** EXERCISE OBJECTIVE **
Keep only the lines of the data below that contain "this", and copy them.
====== AVAILABLE RECORDS ======
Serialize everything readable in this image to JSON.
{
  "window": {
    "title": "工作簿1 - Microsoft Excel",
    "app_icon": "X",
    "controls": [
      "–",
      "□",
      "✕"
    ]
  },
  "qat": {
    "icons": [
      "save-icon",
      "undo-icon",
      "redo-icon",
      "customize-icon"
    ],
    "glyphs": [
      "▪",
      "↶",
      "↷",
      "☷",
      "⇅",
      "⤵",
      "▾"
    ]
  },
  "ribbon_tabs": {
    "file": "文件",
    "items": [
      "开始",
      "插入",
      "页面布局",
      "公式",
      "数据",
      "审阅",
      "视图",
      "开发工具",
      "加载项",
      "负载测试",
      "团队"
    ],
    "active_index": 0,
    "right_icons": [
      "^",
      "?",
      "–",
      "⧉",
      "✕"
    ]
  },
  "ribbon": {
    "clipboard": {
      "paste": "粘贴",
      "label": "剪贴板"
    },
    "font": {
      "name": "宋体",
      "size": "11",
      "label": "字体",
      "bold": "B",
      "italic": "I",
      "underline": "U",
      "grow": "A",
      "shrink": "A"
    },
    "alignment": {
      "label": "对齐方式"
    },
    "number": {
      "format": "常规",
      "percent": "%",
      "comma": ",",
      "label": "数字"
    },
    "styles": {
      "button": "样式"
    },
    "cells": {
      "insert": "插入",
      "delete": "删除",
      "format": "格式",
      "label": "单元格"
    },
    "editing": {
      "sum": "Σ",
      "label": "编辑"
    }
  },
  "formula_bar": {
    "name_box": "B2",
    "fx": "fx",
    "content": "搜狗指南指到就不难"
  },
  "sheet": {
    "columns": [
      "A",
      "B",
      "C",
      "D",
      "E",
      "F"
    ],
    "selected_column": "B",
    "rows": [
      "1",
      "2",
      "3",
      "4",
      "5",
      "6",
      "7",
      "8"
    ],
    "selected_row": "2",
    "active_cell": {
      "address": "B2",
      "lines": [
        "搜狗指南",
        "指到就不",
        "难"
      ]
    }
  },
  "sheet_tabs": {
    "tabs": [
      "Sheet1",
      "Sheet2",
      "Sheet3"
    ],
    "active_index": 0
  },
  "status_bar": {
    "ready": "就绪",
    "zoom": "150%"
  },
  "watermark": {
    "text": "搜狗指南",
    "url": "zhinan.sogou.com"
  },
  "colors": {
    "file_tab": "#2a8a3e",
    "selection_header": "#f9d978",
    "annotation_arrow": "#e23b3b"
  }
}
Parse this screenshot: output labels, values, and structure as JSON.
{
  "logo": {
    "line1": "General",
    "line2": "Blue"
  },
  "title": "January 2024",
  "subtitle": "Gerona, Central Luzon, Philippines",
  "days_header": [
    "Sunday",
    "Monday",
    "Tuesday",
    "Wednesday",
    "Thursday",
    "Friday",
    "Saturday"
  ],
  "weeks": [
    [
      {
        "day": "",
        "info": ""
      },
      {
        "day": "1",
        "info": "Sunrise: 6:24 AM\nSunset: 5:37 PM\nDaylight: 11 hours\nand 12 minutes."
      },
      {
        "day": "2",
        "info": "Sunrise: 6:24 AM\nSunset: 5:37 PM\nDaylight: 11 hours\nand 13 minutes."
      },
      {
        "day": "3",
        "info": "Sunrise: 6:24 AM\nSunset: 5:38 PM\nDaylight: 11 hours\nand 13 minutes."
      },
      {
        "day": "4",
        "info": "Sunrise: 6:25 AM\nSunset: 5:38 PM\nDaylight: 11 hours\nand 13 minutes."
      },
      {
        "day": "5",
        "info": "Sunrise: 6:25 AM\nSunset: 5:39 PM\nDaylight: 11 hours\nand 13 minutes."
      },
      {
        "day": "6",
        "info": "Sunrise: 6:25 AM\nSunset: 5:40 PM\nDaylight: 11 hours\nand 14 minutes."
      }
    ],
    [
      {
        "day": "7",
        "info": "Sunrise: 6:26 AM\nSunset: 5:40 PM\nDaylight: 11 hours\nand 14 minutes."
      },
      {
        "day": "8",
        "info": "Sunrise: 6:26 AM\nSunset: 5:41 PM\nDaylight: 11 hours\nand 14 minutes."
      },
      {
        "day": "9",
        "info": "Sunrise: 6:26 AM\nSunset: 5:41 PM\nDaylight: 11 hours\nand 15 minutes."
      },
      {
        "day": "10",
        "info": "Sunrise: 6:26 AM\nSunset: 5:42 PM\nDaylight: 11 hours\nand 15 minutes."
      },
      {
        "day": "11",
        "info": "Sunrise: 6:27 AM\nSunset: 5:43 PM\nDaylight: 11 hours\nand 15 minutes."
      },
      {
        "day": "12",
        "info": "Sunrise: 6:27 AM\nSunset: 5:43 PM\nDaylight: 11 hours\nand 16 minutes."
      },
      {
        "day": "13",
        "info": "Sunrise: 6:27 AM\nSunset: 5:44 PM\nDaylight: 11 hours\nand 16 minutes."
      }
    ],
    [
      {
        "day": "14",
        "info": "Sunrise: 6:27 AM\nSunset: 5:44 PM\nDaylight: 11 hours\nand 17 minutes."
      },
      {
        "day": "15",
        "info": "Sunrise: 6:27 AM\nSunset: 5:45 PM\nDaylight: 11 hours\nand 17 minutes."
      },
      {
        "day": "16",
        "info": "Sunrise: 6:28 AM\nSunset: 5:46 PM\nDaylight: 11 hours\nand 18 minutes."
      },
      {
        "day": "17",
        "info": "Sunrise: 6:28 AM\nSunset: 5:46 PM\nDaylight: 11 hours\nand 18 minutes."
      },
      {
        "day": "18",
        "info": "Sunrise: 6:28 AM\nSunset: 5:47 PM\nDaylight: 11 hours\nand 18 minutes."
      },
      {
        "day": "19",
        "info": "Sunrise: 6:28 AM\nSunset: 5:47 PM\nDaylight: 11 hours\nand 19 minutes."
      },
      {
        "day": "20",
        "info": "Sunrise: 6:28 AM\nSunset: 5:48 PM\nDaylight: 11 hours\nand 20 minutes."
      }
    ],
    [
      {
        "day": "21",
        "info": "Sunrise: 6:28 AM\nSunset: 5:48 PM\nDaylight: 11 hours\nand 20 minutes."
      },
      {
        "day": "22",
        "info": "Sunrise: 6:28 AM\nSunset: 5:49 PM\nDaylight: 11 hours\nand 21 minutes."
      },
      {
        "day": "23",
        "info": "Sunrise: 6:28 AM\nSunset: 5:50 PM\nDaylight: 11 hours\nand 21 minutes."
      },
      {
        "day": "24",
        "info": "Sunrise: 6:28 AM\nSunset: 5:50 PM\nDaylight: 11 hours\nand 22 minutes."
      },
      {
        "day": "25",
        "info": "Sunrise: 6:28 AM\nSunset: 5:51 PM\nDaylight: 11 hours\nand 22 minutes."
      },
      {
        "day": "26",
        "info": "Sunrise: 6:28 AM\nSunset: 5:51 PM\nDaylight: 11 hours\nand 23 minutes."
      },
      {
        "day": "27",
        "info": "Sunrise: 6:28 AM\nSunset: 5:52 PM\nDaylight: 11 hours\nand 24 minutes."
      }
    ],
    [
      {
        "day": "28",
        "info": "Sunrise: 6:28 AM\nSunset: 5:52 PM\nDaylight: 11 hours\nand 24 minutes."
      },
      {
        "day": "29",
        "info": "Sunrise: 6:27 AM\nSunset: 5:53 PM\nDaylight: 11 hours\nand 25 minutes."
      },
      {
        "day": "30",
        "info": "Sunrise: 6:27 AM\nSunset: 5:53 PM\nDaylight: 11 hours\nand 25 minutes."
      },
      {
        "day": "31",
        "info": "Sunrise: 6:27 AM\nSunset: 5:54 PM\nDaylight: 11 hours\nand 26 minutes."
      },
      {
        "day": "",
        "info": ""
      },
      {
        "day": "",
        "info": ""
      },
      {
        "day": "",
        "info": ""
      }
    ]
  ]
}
======
** ANSWER IN FULL **
Serialize everything readable in this image to JSON.
Parse this screenshot: output labels, values, and structure as JSON.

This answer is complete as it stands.